TASK PROMPT → What is the number of lines in these entries that contain "metaphysical"? State it alone.

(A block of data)
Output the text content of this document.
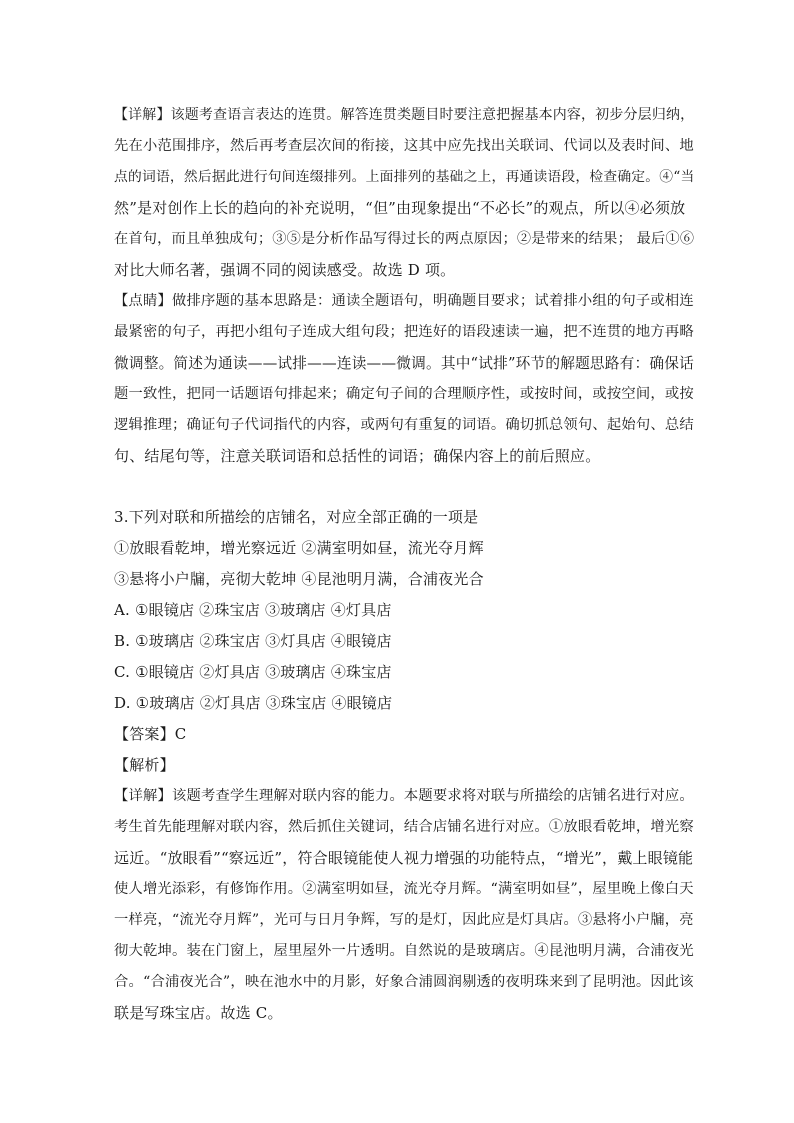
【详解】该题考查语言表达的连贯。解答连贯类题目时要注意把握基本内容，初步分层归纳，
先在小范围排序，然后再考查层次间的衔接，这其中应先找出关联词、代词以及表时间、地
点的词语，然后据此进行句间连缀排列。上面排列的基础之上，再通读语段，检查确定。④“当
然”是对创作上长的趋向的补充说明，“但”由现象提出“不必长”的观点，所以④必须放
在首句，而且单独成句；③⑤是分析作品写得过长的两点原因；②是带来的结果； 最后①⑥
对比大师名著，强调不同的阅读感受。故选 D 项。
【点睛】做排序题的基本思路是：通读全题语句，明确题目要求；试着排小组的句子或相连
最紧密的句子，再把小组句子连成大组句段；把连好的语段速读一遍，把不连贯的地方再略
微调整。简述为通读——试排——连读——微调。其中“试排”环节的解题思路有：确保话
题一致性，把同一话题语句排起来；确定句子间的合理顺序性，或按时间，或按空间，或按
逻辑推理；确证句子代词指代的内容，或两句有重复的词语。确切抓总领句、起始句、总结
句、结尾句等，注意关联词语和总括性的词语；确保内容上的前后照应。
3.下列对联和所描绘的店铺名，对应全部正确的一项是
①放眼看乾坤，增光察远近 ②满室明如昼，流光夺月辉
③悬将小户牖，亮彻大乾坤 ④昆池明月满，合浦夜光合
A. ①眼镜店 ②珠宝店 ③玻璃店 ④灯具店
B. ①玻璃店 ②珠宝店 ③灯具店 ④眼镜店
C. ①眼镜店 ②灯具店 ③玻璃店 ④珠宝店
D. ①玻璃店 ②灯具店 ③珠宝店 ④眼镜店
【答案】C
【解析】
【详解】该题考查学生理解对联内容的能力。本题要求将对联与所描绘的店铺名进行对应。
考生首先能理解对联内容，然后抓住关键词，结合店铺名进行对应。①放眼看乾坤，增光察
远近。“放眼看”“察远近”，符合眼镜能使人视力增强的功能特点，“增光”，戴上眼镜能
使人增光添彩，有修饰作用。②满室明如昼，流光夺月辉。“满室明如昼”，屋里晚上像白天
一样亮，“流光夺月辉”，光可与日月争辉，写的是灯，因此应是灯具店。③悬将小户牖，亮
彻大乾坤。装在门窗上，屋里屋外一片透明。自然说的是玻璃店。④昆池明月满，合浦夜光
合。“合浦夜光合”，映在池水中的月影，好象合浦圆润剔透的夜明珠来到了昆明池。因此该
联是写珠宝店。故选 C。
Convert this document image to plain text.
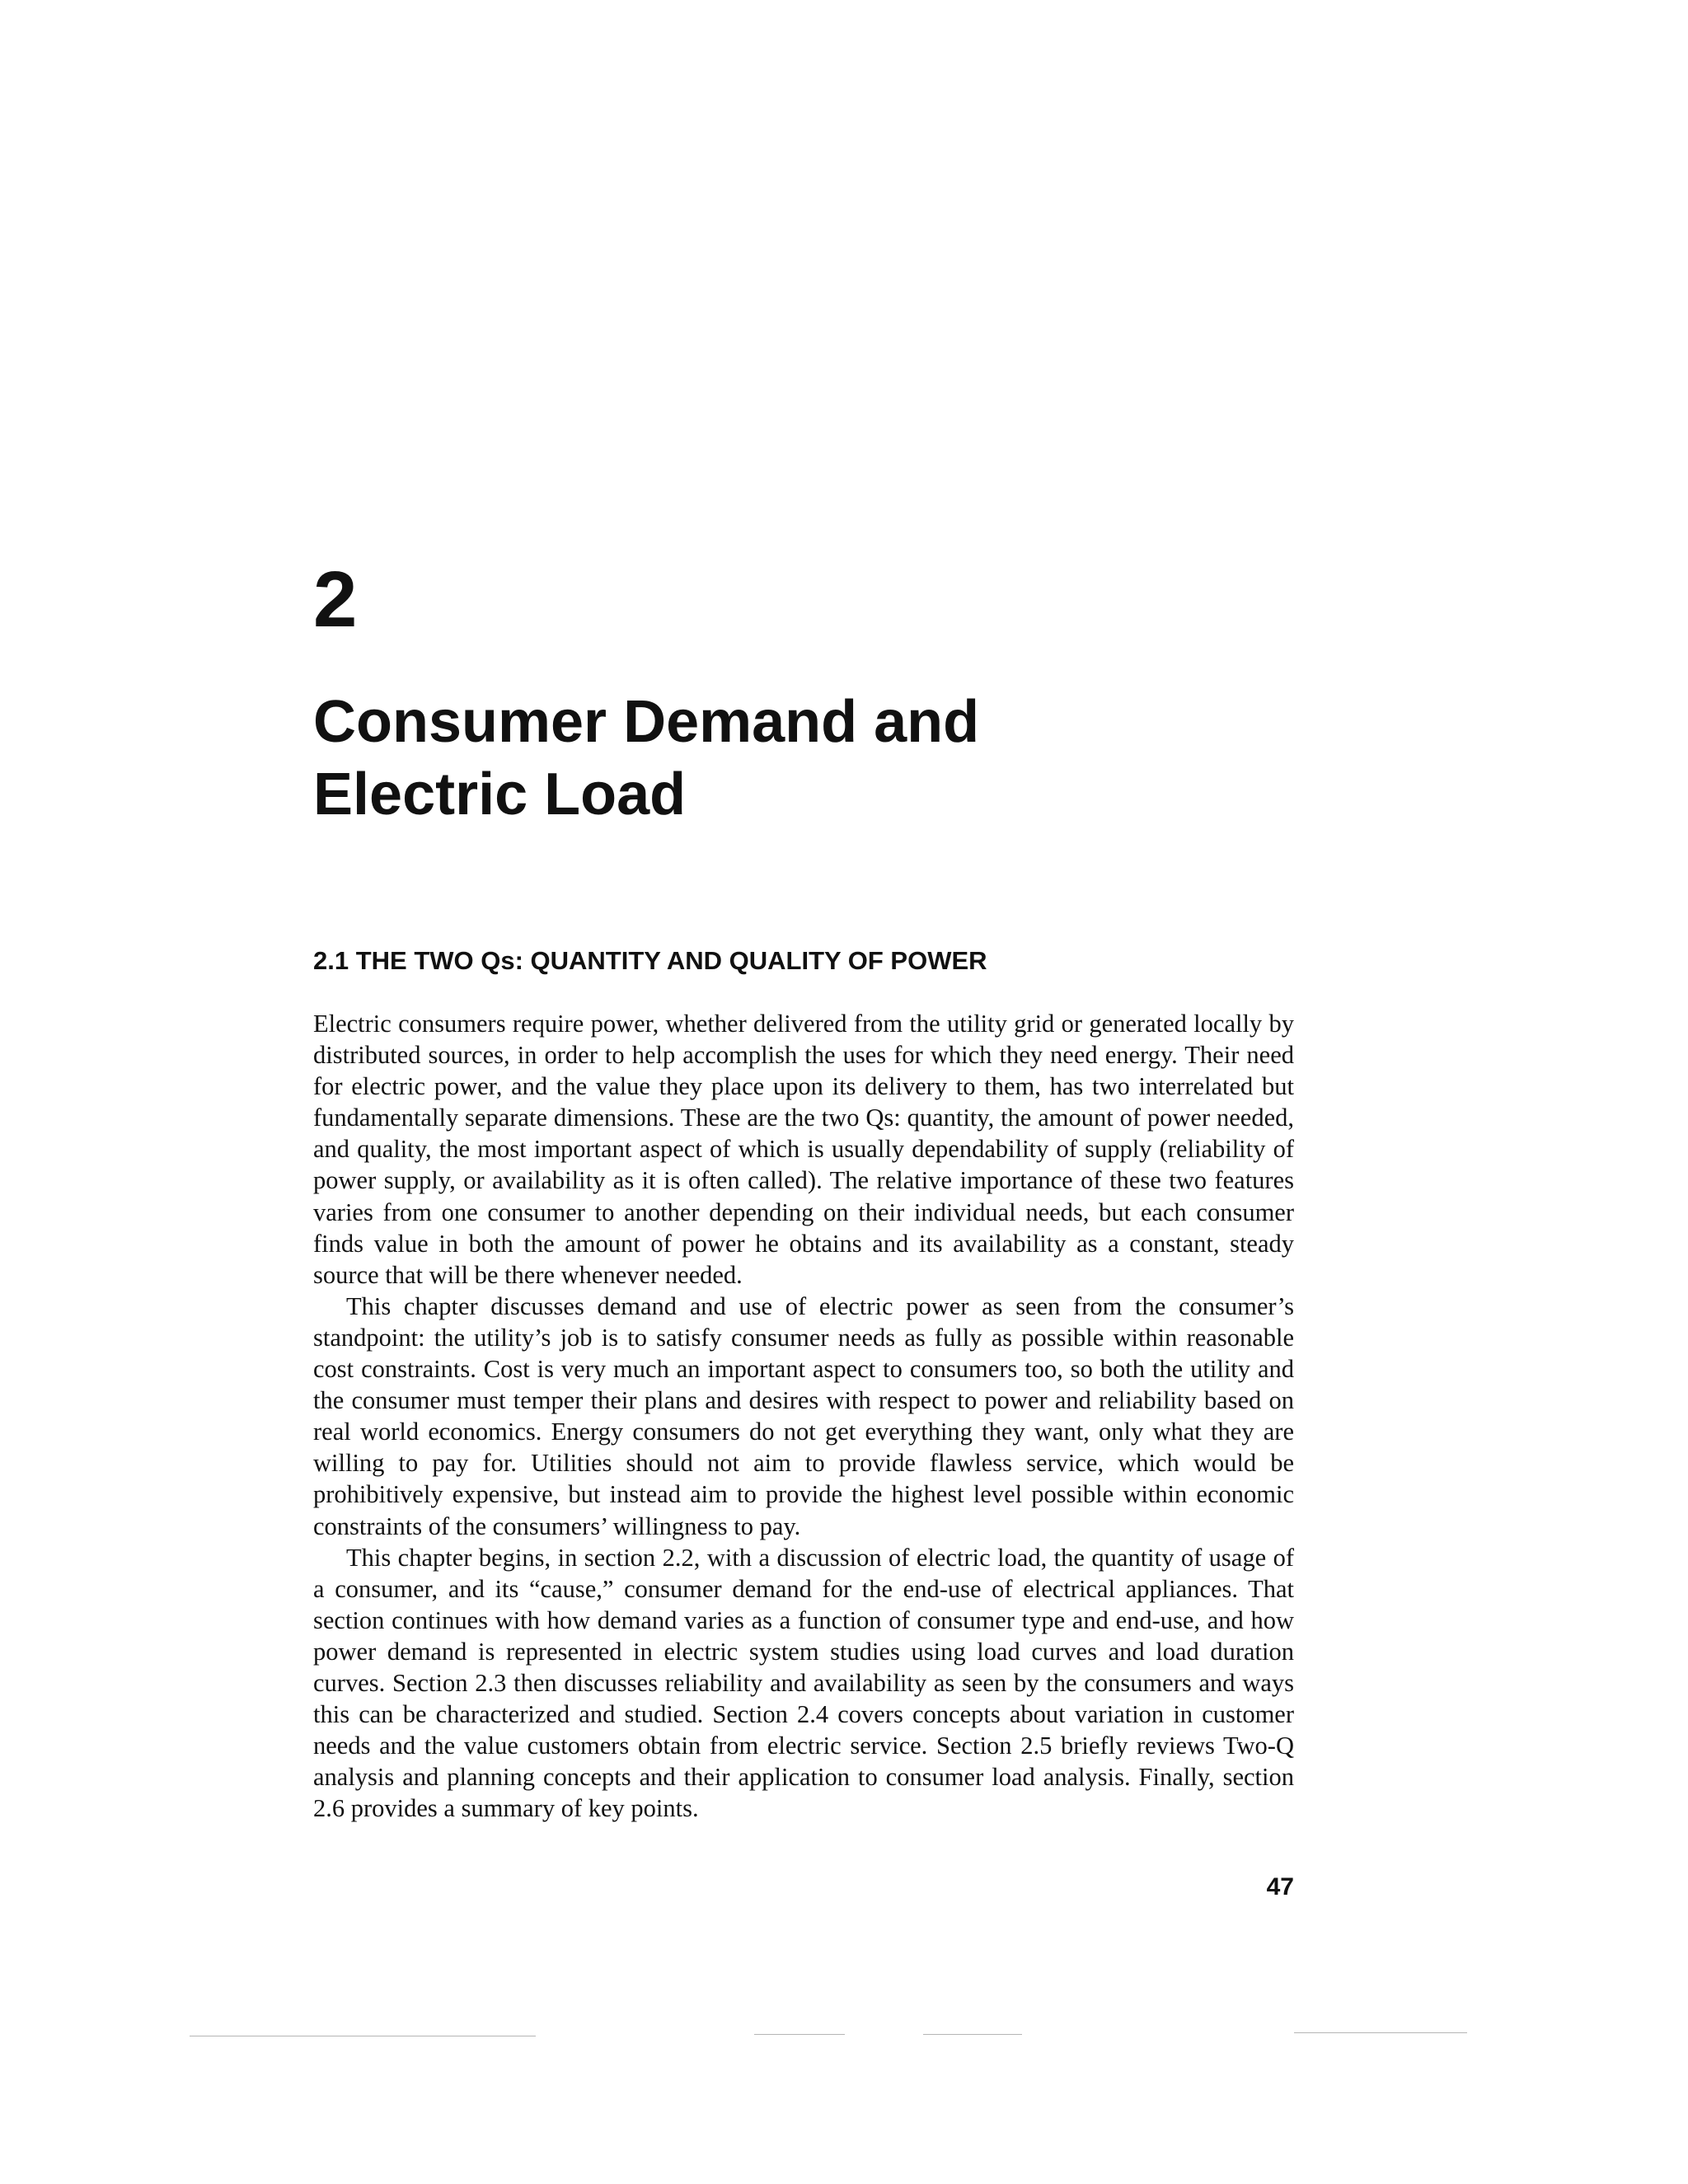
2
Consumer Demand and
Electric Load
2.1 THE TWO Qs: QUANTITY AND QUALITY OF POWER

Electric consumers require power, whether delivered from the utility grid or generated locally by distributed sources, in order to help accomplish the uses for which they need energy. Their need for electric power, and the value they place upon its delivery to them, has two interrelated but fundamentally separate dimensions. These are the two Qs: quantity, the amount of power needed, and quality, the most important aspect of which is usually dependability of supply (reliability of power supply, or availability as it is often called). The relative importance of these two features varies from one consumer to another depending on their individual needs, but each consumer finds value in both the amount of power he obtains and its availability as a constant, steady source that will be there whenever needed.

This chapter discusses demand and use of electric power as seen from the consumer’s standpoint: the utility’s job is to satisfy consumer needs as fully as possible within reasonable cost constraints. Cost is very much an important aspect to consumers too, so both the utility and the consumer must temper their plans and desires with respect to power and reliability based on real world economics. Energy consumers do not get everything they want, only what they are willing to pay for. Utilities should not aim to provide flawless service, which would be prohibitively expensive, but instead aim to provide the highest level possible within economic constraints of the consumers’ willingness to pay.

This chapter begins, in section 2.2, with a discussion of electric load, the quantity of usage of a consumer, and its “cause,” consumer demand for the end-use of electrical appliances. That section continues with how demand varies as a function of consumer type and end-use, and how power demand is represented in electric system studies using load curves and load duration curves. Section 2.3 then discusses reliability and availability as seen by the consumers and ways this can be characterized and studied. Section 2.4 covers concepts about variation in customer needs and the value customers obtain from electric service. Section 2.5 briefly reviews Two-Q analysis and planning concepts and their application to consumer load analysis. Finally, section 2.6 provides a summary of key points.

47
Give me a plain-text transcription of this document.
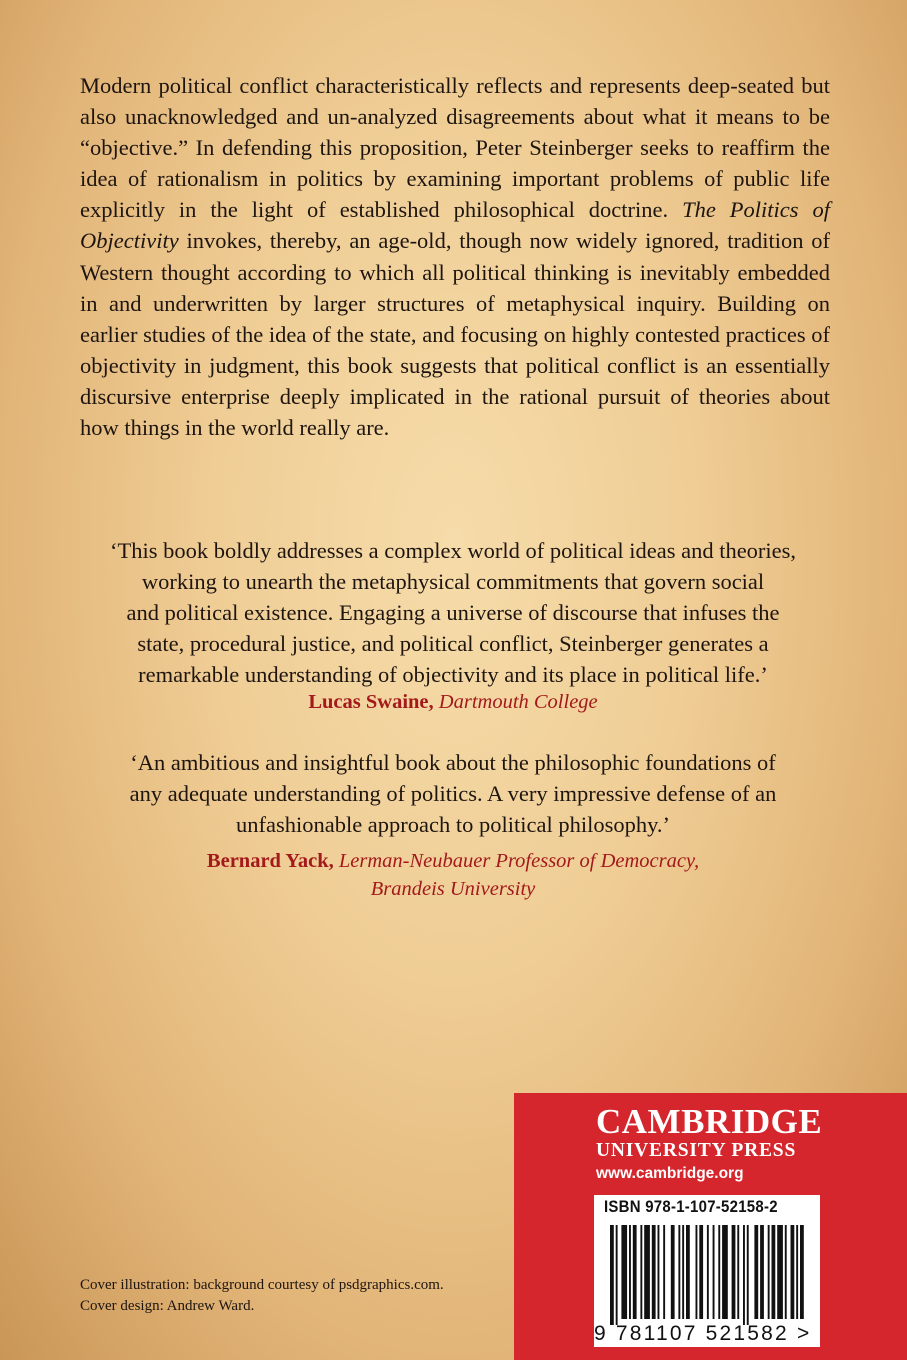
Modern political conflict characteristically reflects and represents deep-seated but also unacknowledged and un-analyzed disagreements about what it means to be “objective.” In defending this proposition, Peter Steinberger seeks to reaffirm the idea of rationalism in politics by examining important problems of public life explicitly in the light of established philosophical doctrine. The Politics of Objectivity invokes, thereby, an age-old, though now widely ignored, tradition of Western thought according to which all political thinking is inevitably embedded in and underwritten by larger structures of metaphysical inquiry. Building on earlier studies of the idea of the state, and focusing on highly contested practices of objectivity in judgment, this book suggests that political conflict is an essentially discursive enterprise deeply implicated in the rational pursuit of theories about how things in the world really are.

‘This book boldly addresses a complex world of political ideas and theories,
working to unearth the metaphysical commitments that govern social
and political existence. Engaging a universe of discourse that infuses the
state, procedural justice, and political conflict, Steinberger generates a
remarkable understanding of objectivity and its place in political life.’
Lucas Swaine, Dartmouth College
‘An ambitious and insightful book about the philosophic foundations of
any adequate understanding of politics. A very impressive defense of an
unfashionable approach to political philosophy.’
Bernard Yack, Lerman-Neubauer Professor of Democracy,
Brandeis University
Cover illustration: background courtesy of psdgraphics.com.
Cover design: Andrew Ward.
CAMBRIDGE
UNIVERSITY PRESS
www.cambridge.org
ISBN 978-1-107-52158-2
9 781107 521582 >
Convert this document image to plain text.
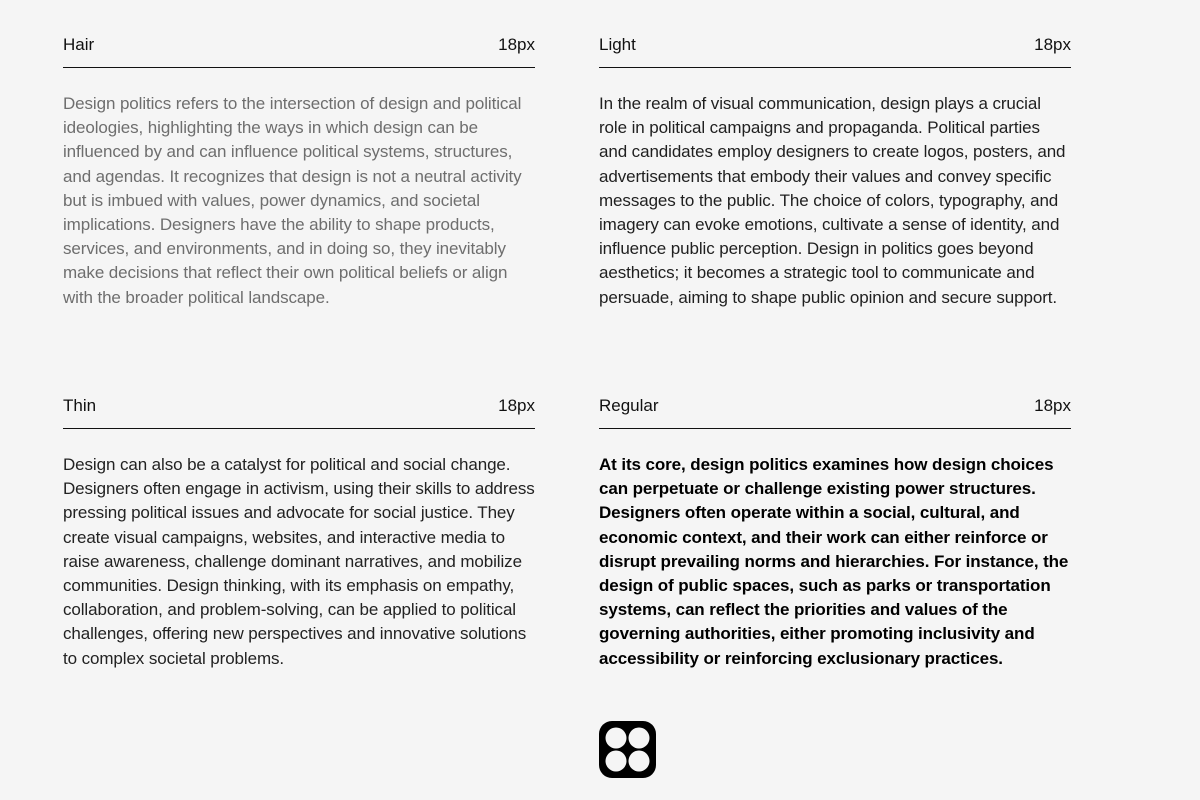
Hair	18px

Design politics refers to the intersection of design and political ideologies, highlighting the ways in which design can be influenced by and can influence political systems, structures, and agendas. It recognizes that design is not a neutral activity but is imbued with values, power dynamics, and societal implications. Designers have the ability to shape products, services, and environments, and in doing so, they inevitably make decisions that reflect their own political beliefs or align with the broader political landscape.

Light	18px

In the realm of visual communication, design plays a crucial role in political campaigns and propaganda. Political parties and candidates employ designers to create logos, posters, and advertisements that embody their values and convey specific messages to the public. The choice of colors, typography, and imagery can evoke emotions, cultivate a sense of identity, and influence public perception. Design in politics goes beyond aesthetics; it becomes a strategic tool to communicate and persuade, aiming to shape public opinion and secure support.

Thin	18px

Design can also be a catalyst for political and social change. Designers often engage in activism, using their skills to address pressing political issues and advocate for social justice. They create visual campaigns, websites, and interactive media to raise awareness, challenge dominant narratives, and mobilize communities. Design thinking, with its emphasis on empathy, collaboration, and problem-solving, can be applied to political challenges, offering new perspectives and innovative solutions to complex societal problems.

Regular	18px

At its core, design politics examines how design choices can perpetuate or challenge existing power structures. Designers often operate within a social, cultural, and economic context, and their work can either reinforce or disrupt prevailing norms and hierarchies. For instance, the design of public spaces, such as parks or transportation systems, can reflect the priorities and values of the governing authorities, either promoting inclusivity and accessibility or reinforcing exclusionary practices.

RESULT OF THIS TASK → 2